Endocarditis in a large district general hospital: A study of the microbiological spectrum between 2000 and 2011

Reza Ashrafi*, Ewan McKay, Lloyd Ebden, Julia Jones, Gershan K. Davis, Malcolm I. Burgess

*Corresponding author for this work

Research output: Contribution to journalArticle (journal)peer-review

7 Citations (Scopus)


Infective endocarditis is one of three common cardiac infections in the United Kingdom, in addition to myocarditis and pericarditis, with a reported incidence of 1.7 to 6.2 cases per 100,000 patient years. Infective endocarditis can often have serious consequences and a wide variety of organisms may be the causative pathogen. There are little published data regarding the exact spectrum of organisms that cause endocarditis in the United Kingdom and whether organisms such as streptococci still dominate. In the present study, all cases of endocarditis at the authors' institution, representing a typical nontertiary centre, were retrospectively examined and audited to provide a snapshot of the organism spectrum in these patients. The cases of more than 120 patients who were coded as having endocarditis by the institution's clinical coding department during the period between December 2000 and January 2011 were examined. Microbiological tests and clinical case notes of all patients were reviewed. Of the 101 patients diagnosed with and treated for endocarditis, 64 were male, with a mean age of 60.57 years. The most common organisms identified were Streptococcus species (31%), Staphylococcus aureus (27%) and Enterococcus faecalis (21%). The organisms with the highest associated mortality rate were S aureus and the 'other organism' group, which included non-HACEK group (Haemophilus species, Actinobacillus actinomycetemcomitans, Cardiobacterium hominis, Eikenella corrodens and Kingella species) pathogens such as Candida albicans. Streptococcus species and S aureus remain the main cause of endocarditis in a typical hospital setting in the United Kingdom, although in a smaller proportion of cases than historical data suggests. Overall, mortality remains high, and the clinician should remain vigilant to endocarditis in any patient with a positive blood culture because the number of cases of endocarditis caused by less typical organisms are increasing.
# # # # # # #
» **Tasks and exercises**:
[a] Please reproduce the part of the endocarditis study page that opens with the words containing "Endocarditis in a large" and closes with "7 Citations (Scopus)", with "Scopus" swapped for "Web of Science".
[b] Name every author listed on the endocarditis study page.
# # # # # # #
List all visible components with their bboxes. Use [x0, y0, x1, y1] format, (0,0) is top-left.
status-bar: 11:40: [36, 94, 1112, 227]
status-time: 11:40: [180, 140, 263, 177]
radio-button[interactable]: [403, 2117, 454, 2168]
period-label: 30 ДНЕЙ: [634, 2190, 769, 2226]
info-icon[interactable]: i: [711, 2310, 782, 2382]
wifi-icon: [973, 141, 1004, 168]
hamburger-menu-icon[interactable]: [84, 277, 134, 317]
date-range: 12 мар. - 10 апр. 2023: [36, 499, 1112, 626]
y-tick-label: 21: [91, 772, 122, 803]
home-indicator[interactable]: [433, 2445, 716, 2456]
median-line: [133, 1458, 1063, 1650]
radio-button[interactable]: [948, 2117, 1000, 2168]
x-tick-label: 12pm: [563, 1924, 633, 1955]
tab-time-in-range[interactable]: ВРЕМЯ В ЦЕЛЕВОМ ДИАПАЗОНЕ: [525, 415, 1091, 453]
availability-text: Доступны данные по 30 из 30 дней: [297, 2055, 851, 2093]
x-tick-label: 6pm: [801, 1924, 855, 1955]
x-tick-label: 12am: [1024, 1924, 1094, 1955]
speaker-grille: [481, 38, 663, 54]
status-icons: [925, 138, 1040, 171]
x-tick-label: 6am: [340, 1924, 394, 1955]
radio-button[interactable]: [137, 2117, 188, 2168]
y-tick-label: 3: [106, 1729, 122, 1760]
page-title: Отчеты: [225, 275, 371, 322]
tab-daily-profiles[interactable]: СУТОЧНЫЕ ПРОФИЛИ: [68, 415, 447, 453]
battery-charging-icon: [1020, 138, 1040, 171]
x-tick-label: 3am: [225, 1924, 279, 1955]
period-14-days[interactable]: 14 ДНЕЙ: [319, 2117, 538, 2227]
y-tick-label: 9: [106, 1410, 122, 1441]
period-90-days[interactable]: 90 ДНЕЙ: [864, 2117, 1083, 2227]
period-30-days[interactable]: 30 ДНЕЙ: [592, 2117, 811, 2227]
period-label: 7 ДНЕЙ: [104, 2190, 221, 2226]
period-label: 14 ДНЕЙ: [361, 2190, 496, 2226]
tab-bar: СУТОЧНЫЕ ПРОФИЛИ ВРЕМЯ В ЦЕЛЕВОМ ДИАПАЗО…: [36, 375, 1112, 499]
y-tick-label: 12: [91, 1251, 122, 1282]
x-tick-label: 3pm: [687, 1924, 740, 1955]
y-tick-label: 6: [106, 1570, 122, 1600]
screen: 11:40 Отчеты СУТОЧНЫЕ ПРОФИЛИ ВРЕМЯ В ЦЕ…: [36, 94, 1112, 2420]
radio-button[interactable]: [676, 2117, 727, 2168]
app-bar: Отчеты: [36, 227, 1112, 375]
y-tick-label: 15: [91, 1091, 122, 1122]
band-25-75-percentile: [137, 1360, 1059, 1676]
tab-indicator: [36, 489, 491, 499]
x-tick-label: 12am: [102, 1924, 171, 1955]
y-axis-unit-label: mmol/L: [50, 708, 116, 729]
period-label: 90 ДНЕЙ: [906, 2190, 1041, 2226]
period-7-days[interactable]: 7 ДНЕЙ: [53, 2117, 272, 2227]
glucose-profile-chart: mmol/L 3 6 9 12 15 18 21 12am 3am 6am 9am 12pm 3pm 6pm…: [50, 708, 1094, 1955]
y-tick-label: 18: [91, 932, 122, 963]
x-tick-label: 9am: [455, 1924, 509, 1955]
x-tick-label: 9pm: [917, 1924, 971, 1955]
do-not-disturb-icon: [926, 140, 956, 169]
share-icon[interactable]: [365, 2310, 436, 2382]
# # # # # # #
» **Task-by-task results**:
[a]
Endocarditis in a large district general hospital: A study of the microbiological spectrum between 2000 and 2011

Reza Ashrafi*, Ewan McKay, Lloyd Ebden, Julia Jones, Gershan K. Davis, Malcolm I. Burgess

*Corresponding author for this work

Research output: Contribution to journalArticle (journal)peer-review

7 Citations (Web of Science)

[b] Reza Ashrafi, Ewan McKay, Lloyd Ebden, Julia Jones, Gershan K. Davis, Malcolm I. Burgess